→ **The request**
How many lines in the rows below contain the string "title"? Case matters, and your reply should be the number alone.

------ Input for this task

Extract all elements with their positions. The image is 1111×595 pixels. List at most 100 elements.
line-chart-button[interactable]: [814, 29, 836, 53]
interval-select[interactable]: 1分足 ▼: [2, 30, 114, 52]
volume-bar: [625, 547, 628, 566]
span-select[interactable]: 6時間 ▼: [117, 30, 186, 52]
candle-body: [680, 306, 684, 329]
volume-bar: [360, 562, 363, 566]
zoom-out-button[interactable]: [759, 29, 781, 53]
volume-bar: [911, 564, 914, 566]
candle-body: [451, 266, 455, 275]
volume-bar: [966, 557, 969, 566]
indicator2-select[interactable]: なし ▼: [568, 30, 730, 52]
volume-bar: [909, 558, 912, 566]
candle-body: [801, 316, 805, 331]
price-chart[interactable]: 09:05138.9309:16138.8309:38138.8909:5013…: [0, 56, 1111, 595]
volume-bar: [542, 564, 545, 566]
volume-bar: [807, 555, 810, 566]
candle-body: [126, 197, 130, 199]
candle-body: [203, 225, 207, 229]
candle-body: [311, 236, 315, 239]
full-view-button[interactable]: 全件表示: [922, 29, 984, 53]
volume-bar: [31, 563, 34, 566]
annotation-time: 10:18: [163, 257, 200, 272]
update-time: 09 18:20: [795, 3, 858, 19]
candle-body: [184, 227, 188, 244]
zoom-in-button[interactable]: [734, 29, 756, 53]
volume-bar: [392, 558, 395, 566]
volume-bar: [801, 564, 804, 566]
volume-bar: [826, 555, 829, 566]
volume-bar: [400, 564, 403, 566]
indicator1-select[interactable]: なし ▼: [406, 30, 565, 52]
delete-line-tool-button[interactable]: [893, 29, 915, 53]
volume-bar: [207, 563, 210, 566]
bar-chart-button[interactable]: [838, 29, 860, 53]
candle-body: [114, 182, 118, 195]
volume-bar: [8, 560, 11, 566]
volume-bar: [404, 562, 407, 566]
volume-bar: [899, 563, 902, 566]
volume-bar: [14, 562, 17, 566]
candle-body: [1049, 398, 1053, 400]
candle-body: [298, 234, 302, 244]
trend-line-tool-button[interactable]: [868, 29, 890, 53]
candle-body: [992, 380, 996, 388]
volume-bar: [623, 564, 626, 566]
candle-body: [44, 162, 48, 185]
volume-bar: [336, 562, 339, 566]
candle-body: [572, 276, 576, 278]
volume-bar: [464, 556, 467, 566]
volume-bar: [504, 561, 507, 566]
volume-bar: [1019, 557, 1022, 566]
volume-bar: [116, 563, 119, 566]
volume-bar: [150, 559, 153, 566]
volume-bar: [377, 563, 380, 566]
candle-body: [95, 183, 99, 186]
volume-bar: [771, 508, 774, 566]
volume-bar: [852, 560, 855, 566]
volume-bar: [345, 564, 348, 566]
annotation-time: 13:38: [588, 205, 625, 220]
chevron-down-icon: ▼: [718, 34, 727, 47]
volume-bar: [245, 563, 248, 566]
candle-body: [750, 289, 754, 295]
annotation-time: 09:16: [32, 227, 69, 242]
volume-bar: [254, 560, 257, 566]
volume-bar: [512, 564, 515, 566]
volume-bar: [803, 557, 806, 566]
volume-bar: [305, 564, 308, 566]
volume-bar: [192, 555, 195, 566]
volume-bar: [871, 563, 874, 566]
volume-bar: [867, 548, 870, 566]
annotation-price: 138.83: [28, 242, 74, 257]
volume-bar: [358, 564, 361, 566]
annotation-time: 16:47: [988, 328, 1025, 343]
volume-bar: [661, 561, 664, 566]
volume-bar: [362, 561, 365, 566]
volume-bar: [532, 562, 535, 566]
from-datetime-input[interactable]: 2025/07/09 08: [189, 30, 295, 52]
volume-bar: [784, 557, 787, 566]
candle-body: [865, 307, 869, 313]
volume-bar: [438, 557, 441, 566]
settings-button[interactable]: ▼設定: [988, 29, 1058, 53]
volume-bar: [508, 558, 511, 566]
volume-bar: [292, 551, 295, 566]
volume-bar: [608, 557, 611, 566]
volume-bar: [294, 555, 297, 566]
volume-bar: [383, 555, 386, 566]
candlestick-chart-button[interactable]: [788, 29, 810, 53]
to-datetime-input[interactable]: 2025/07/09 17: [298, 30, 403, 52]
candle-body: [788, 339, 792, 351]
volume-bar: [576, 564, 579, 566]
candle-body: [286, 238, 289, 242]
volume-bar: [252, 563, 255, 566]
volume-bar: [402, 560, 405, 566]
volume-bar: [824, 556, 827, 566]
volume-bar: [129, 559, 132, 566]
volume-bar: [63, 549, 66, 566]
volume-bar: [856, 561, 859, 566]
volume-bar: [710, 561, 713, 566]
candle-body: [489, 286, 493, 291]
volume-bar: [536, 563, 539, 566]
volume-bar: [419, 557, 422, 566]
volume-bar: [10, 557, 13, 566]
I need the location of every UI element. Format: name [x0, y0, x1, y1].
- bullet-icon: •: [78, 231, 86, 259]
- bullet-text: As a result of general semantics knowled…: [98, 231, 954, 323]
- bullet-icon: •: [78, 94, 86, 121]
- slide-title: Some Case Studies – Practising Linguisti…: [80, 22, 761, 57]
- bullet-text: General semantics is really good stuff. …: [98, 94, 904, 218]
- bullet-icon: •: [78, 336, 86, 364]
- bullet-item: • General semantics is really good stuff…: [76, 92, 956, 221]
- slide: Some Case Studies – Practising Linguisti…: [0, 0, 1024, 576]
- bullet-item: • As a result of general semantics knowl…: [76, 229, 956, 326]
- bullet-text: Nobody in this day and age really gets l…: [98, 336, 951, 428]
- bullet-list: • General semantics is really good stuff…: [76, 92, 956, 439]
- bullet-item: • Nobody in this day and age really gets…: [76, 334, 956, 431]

------------
------ Input for this task

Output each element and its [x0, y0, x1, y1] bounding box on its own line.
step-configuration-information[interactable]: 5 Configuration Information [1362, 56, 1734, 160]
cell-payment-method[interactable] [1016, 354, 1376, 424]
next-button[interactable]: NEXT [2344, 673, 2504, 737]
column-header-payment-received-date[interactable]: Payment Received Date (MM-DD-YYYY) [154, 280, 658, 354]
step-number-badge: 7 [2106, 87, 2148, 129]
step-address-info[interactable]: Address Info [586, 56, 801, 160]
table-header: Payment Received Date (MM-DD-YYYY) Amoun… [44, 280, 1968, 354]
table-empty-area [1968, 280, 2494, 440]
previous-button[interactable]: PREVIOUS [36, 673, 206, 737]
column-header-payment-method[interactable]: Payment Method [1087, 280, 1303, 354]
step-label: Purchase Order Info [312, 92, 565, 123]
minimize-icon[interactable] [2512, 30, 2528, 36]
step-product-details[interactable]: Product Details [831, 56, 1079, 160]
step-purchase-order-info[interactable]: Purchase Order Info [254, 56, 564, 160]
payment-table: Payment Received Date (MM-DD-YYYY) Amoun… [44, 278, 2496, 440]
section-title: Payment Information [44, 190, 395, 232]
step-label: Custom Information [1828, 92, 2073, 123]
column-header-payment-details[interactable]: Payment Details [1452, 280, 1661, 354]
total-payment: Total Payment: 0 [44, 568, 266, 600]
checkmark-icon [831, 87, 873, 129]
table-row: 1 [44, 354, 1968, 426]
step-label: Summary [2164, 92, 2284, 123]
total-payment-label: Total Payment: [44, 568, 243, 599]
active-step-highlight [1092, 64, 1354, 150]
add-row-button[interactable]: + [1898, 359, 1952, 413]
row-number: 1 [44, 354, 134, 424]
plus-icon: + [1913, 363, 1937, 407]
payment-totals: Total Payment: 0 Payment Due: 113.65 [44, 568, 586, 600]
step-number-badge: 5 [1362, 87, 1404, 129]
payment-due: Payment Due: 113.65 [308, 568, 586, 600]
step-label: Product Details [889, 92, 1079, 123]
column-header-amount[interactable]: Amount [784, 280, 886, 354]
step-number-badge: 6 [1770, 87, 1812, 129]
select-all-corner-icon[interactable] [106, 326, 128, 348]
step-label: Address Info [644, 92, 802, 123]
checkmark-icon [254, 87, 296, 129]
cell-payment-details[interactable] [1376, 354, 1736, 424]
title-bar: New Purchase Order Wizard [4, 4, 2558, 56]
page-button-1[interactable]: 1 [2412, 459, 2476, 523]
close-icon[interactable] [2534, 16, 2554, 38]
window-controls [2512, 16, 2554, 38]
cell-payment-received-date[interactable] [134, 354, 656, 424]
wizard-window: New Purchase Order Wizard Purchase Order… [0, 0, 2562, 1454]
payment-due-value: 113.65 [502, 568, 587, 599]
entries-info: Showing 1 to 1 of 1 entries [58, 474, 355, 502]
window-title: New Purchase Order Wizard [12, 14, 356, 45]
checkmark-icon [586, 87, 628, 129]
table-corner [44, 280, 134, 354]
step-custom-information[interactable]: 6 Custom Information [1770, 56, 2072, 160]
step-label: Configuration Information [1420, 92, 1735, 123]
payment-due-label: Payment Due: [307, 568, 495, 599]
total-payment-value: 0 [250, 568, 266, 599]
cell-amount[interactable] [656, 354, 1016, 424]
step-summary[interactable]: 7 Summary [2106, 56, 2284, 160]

------------

→ **Written response**
4